### [Exercise requirements]
Report, as a bare number, how many lines of the material below contain the word "pack".

Source data:
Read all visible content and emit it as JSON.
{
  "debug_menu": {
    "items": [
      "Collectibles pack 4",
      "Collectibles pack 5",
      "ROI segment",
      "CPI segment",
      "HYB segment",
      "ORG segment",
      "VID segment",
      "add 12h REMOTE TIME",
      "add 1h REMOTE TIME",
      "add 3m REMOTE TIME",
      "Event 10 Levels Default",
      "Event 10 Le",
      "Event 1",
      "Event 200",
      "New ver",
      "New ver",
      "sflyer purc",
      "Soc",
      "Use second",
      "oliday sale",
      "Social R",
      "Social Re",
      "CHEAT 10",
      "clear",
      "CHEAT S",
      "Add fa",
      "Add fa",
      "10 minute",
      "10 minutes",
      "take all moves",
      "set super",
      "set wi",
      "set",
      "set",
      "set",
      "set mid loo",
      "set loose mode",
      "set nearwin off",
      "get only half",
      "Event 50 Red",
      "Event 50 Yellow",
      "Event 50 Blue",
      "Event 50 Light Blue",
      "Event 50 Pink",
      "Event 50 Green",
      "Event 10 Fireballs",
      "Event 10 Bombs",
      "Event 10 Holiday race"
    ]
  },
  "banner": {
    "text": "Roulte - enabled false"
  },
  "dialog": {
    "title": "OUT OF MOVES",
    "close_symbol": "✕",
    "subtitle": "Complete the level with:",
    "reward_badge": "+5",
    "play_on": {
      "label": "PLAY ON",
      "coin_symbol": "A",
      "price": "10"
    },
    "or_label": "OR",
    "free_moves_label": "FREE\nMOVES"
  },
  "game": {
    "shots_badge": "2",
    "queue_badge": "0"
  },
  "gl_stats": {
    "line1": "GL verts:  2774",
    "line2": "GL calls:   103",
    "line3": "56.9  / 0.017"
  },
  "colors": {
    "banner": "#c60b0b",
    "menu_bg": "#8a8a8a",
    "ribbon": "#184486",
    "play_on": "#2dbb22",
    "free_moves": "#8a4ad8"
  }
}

### [Output for this task]
2